Copy every line of the records below where the word "Personal" occurs.

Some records
* Start *

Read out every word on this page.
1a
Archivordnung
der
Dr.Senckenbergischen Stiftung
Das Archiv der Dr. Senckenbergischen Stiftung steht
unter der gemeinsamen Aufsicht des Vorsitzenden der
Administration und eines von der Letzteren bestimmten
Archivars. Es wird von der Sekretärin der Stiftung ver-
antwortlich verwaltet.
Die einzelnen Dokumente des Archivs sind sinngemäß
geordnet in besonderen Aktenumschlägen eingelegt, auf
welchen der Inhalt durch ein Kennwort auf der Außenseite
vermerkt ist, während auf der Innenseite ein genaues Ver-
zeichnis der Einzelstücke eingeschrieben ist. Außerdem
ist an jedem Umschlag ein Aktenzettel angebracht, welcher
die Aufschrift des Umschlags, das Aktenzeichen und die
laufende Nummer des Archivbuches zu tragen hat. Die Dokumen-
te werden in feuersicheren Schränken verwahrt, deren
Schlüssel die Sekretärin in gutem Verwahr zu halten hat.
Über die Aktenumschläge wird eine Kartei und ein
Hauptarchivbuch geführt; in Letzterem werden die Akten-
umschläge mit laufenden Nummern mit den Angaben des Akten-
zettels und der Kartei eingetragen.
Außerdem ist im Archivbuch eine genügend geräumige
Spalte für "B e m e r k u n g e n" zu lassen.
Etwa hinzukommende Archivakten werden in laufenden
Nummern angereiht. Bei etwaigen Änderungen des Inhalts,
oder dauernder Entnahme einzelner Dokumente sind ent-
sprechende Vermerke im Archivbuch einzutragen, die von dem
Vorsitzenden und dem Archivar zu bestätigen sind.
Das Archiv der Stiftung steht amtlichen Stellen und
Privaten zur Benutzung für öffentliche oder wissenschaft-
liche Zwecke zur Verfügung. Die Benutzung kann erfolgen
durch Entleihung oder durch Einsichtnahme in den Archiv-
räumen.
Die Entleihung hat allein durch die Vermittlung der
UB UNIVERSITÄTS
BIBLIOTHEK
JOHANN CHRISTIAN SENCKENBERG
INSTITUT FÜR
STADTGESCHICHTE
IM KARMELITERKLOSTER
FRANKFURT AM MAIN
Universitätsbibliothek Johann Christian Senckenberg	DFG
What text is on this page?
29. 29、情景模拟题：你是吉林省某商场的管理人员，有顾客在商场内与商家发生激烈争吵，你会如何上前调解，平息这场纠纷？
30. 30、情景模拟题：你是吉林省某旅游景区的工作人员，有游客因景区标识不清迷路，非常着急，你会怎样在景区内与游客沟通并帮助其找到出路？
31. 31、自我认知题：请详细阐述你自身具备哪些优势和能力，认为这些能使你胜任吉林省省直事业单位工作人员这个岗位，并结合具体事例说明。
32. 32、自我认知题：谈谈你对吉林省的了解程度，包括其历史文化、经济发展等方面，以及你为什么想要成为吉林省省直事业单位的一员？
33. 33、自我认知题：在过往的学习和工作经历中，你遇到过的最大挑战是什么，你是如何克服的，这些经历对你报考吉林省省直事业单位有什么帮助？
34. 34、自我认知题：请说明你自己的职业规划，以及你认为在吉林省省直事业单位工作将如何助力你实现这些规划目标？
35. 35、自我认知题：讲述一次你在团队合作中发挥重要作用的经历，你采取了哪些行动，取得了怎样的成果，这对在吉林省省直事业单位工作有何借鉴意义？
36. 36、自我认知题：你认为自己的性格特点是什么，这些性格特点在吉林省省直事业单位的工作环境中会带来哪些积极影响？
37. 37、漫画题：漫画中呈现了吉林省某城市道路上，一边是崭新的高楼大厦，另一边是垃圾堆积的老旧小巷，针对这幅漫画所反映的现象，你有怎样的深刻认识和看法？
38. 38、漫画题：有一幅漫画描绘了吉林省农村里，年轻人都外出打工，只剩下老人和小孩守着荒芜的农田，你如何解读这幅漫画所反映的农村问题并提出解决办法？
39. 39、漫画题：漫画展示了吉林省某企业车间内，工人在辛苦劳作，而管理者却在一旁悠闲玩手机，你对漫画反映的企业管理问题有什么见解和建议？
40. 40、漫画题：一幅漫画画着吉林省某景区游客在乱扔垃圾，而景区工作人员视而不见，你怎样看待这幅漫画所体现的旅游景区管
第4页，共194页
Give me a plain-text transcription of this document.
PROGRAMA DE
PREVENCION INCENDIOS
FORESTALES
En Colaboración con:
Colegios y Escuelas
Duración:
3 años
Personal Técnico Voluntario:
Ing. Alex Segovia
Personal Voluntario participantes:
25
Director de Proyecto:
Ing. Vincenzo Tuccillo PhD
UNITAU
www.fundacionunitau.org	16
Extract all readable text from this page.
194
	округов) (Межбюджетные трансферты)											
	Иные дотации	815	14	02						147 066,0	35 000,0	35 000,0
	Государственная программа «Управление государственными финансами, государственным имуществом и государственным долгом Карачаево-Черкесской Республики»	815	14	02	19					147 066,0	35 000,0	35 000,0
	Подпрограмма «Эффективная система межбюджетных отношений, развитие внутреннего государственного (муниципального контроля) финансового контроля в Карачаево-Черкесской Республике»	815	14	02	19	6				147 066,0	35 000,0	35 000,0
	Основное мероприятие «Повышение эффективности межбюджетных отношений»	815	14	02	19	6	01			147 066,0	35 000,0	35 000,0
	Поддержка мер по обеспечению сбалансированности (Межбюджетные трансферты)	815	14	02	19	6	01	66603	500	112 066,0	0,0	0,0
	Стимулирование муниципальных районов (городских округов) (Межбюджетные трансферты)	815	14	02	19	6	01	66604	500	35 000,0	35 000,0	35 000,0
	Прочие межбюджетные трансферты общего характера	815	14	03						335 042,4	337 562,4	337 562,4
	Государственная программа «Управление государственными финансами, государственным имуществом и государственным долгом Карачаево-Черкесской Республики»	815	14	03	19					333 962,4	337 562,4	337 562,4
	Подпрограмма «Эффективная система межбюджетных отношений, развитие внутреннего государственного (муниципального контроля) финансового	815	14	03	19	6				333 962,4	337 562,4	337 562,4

* End *

WRITTEN SOLUTION
Personal Técnico Voluntario:
Personal Voluntario participantes:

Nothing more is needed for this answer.